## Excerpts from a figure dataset
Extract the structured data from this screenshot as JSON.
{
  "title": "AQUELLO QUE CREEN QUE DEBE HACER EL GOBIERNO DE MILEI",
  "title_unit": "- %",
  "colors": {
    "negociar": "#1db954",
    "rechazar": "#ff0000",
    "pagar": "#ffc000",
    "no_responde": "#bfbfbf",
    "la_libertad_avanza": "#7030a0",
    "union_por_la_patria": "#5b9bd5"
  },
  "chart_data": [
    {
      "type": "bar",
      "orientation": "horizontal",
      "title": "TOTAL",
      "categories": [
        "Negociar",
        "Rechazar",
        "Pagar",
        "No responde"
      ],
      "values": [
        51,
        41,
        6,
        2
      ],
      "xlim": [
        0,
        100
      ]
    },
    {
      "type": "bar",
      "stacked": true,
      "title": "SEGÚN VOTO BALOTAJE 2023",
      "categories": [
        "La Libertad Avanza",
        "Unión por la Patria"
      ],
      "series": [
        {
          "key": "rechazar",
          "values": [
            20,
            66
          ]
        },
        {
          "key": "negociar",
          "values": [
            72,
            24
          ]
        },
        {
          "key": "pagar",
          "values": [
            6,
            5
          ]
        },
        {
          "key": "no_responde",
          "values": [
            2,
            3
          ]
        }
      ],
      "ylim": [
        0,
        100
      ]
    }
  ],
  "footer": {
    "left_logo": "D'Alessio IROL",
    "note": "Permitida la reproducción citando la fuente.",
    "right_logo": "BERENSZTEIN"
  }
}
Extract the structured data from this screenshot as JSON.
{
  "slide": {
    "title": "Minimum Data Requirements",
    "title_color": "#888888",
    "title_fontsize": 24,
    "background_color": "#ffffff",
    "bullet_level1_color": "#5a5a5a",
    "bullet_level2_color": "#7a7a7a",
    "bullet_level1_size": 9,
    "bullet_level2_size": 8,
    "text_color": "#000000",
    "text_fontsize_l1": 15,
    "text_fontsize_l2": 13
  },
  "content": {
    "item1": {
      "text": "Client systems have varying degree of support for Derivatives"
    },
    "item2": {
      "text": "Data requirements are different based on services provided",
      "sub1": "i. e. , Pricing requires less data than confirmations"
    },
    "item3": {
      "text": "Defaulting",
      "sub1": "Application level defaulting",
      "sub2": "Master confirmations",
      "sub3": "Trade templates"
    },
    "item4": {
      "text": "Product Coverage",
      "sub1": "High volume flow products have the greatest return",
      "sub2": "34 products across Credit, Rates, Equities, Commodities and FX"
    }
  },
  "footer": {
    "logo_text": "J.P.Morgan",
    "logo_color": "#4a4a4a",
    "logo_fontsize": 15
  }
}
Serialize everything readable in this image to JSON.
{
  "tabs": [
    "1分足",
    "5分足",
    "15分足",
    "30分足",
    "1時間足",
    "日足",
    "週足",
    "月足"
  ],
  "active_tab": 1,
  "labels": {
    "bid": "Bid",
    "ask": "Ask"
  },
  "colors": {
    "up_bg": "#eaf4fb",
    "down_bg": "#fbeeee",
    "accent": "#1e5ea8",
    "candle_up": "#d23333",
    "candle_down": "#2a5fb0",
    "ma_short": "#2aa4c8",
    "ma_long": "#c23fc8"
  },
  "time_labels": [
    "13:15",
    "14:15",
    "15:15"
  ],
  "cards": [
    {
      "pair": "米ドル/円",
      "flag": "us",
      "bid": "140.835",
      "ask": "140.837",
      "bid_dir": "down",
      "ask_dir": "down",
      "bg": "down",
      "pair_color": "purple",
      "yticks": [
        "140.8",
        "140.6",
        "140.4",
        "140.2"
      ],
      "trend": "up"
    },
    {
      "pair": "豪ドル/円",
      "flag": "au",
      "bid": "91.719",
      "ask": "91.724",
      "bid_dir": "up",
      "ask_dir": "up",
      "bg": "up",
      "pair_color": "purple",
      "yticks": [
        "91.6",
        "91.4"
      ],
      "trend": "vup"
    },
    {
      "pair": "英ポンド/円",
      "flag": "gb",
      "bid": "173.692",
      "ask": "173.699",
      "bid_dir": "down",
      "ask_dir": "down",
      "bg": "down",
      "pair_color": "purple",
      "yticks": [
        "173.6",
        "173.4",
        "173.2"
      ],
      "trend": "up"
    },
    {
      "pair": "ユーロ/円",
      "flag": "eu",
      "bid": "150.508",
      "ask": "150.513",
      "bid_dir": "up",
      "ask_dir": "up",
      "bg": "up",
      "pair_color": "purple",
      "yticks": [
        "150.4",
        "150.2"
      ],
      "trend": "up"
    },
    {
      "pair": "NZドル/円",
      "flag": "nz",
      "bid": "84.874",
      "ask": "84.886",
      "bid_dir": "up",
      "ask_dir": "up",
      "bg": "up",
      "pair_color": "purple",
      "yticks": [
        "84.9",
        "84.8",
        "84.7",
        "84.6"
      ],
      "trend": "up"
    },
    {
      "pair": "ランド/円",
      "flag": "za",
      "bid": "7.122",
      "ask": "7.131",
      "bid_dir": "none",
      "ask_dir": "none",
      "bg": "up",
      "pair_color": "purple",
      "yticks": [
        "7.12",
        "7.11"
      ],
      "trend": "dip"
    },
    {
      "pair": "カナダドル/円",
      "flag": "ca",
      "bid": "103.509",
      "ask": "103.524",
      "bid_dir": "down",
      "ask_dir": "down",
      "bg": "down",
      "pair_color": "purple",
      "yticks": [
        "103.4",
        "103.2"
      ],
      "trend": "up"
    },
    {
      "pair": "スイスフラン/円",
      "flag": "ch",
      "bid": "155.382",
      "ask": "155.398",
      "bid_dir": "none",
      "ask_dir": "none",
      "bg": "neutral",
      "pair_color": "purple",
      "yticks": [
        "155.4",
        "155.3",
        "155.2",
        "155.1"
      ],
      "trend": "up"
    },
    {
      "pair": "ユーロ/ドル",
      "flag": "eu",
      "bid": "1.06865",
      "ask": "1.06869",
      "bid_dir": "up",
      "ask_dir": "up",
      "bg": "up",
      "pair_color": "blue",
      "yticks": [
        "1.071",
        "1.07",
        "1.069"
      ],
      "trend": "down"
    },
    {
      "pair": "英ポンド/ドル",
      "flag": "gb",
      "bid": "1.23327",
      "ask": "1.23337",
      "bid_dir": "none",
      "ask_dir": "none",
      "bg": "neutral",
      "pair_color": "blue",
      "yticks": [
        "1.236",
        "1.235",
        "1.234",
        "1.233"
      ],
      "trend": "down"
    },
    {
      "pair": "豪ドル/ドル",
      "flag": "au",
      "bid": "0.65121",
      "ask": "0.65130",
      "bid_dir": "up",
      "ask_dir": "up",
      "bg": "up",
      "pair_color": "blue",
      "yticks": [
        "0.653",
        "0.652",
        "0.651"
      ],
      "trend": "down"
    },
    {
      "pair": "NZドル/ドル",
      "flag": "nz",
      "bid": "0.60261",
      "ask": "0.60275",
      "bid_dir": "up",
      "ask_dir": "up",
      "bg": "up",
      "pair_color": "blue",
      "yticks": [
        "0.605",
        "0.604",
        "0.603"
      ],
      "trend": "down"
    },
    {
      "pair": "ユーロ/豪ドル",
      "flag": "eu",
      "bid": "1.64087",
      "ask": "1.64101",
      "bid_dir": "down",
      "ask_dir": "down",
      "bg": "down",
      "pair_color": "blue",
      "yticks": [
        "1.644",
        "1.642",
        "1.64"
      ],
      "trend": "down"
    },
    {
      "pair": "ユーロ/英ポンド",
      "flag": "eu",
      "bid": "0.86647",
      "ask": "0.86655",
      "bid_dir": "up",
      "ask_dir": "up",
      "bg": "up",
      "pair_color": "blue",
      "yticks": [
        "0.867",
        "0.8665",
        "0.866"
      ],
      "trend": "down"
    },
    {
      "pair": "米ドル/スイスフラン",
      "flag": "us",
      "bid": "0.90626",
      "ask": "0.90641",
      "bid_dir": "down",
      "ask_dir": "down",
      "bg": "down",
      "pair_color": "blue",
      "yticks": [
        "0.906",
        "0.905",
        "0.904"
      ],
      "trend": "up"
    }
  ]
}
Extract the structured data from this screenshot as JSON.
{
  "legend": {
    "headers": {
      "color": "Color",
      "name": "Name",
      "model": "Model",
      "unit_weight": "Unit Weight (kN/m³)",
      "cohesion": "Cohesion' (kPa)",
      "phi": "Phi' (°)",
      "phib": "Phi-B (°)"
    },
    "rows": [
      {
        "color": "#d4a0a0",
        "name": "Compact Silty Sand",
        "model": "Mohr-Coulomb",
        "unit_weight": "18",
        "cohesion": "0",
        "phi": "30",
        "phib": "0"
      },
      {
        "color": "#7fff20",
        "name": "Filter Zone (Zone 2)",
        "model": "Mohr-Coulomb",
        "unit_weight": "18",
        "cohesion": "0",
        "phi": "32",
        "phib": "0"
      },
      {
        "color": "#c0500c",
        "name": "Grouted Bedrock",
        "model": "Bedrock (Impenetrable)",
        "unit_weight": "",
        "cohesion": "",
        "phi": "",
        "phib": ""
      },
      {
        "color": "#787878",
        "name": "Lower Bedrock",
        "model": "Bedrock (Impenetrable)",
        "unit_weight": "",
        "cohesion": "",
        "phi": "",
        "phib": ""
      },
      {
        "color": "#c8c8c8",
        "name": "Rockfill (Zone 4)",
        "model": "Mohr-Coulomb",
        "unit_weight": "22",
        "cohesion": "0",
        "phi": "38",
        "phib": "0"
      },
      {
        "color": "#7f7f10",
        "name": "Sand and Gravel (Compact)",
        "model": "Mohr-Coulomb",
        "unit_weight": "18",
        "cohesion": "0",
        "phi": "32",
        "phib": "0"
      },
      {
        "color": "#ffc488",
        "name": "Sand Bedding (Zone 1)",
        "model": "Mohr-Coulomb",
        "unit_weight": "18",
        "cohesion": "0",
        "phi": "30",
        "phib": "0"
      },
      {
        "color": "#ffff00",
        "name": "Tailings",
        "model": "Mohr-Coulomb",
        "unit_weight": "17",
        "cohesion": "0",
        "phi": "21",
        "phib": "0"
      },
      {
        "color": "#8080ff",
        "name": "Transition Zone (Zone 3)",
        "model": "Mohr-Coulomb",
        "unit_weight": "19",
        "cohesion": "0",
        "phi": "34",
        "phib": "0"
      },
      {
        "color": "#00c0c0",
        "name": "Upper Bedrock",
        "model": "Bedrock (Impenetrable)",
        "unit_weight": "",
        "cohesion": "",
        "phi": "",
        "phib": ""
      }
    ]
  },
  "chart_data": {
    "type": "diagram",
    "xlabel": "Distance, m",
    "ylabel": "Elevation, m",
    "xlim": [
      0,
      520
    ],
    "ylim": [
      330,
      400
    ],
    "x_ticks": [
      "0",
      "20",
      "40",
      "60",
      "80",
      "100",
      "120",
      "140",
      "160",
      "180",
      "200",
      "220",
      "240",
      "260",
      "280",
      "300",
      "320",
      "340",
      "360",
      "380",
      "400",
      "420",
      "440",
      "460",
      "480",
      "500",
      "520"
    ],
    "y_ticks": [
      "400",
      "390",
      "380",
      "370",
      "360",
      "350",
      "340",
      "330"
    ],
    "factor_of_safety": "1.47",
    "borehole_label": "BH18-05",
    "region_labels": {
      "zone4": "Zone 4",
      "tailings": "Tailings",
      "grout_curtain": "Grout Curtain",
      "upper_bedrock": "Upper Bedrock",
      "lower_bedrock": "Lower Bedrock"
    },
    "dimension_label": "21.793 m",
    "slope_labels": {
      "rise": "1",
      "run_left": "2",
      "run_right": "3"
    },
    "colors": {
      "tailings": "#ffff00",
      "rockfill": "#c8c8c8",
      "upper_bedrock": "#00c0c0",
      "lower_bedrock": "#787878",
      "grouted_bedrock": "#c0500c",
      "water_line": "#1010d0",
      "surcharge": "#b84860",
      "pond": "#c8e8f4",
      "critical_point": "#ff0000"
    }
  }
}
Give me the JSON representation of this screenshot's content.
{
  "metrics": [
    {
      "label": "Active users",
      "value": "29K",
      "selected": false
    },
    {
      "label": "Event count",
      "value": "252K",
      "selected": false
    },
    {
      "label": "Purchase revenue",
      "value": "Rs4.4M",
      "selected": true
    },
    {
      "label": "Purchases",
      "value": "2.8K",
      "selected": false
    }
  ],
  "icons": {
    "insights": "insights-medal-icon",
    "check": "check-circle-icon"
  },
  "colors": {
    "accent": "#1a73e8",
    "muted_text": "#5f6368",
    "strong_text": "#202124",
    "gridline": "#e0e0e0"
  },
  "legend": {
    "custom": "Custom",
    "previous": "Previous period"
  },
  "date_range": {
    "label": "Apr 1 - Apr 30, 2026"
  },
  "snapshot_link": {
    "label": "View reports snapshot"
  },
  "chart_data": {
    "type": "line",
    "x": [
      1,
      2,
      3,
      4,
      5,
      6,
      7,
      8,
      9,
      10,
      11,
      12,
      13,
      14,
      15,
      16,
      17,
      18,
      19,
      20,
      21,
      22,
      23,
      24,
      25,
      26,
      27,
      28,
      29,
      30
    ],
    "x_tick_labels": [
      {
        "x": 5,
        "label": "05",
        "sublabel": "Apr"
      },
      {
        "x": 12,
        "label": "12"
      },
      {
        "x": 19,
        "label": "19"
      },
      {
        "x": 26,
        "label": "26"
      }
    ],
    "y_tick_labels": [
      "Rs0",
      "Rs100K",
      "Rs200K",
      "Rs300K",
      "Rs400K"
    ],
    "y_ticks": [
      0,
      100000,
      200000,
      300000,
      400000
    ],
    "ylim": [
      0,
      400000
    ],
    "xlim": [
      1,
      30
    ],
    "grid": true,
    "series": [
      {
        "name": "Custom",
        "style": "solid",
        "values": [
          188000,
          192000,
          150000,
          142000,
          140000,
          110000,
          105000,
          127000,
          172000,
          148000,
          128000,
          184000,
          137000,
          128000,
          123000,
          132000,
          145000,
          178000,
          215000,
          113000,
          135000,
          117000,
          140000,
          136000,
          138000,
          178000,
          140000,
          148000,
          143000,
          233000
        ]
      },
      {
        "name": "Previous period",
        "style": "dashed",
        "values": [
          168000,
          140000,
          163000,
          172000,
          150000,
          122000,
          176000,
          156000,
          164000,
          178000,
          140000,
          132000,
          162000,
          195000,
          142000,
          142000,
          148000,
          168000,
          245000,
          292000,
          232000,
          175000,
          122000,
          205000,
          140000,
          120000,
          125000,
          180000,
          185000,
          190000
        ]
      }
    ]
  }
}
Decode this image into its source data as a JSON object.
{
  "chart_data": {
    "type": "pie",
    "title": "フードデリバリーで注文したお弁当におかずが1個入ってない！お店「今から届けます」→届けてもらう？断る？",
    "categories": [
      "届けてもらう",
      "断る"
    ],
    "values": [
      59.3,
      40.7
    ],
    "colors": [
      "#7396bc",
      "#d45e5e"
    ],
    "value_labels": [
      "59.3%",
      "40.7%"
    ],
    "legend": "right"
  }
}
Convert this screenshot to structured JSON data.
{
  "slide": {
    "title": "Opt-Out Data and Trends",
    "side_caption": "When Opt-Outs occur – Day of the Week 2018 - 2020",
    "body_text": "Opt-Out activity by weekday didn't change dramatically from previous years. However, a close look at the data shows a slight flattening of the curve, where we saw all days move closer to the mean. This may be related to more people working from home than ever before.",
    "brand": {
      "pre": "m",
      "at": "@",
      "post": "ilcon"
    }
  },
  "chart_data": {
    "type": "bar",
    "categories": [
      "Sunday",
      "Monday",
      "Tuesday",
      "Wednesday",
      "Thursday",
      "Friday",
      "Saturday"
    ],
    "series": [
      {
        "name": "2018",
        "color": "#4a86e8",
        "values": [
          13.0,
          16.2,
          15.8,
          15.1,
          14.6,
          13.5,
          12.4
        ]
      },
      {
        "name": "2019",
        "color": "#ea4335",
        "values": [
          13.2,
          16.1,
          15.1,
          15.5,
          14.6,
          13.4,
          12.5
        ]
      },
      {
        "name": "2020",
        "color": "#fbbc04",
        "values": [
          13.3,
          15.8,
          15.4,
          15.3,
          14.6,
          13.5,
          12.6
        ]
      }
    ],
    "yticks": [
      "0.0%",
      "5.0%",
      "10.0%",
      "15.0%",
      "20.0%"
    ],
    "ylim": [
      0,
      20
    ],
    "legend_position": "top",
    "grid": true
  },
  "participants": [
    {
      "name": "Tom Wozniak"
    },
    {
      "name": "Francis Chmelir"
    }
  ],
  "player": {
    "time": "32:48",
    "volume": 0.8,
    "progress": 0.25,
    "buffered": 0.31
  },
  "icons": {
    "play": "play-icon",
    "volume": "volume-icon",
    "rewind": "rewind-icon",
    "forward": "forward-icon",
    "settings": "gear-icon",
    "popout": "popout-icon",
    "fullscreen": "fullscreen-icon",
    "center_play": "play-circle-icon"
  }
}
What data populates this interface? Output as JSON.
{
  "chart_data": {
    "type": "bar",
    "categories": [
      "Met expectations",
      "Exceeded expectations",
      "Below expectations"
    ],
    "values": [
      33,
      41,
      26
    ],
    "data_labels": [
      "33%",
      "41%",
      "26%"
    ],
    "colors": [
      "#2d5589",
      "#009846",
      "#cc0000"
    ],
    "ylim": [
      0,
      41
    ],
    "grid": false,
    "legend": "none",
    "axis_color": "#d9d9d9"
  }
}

## WHAT YOU ARE ASKED TO DO
Pick out each line above that includes "type" and show it.

## ANSWER BELOW
      "type": "bar",
      "type": "bar",
    "type": "diagram",
    "type": "line",
    "type": "pie",
    "type": "bar",
    "type": "bar",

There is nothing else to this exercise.